Restate word for word the lines from the one containing "Transcribe the text in this document." through the end of the listing below, with both ends included.

RECORDS PROVIDED:
::::
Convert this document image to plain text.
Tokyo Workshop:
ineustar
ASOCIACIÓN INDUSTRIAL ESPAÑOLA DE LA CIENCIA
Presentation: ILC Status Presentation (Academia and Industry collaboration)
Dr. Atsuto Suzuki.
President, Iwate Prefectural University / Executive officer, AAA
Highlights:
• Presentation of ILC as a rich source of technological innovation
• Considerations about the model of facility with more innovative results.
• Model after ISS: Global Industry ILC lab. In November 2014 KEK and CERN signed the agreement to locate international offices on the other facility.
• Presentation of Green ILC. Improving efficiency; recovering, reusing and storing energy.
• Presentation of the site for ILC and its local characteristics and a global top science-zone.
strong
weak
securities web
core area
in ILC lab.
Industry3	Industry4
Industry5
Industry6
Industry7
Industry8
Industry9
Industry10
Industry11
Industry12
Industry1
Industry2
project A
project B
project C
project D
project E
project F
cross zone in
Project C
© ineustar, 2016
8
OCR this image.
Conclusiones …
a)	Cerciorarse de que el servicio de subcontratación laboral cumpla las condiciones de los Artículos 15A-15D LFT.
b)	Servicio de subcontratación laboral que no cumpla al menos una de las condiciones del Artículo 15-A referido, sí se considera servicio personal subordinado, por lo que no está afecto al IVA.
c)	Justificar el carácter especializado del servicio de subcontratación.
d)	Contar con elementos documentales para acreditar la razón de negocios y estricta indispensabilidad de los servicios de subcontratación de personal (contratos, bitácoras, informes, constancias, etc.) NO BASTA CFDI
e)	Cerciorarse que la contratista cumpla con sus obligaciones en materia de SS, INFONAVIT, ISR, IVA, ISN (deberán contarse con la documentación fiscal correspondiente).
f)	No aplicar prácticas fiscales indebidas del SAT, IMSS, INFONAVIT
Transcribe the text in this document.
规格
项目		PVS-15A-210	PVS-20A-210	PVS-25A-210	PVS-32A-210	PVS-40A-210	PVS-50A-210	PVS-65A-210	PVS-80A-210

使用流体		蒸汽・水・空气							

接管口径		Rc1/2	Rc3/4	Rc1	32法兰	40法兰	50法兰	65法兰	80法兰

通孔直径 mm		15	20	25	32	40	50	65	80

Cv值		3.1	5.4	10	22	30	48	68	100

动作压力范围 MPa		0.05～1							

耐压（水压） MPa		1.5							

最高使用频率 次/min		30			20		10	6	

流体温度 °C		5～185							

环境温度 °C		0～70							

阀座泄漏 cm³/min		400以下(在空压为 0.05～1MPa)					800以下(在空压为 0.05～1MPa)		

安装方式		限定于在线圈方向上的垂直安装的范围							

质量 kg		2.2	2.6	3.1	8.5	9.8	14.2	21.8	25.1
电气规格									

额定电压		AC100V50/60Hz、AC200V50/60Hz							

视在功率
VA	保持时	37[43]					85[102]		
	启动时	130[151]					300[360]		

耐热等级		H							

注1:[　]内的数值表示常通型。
::::
EXERCISE OUTPUT:
Transcribe the text in this document.
规格
项目		PVS-15A-210	PVS-20A-210	PVS-25A-210	PVS-32A-210	PVS-40A-210	PVS-50A-210	PVS-65A-210	PVS-80A-210

使用流体		蒸汽・水・空气							

接管口径		Rc1/2	Rc3/4	Rc1	32法兰	40法兰	50法兰	65法兰	80法兰

通孔直径 mm		15	20	25	32	40	50	65	80

Cv值		3.1	5.4	10	22	30	48	68	100

动作压力范围 MPa		0.05～1							

耐压（水压） MPa		1.5							

最高使用频率 次/min		30			20		10	6	

流体温度 °C		5～185							

环境温度 °C		0～70							

阀座泄漏 cm³/min		400以下(在空压为 0.05～1MPa)					800以下(在空压为 0.05～1MPa)		

安装方式		限定于在线圈方向上的垂直安装的范围							

质量 kg		2.2	2.6	3.1	8.5	9.8	14.2	21.8	25.1
电气规格									

额定电压		AC100V50/60Hz、AC200V50/60Hz							

视在功率
VA	保持时	37[43]					85[102]		
	启动时	130[151]					300[360]		

耐热等级		H							

注1:[　]内的数值表示常通型。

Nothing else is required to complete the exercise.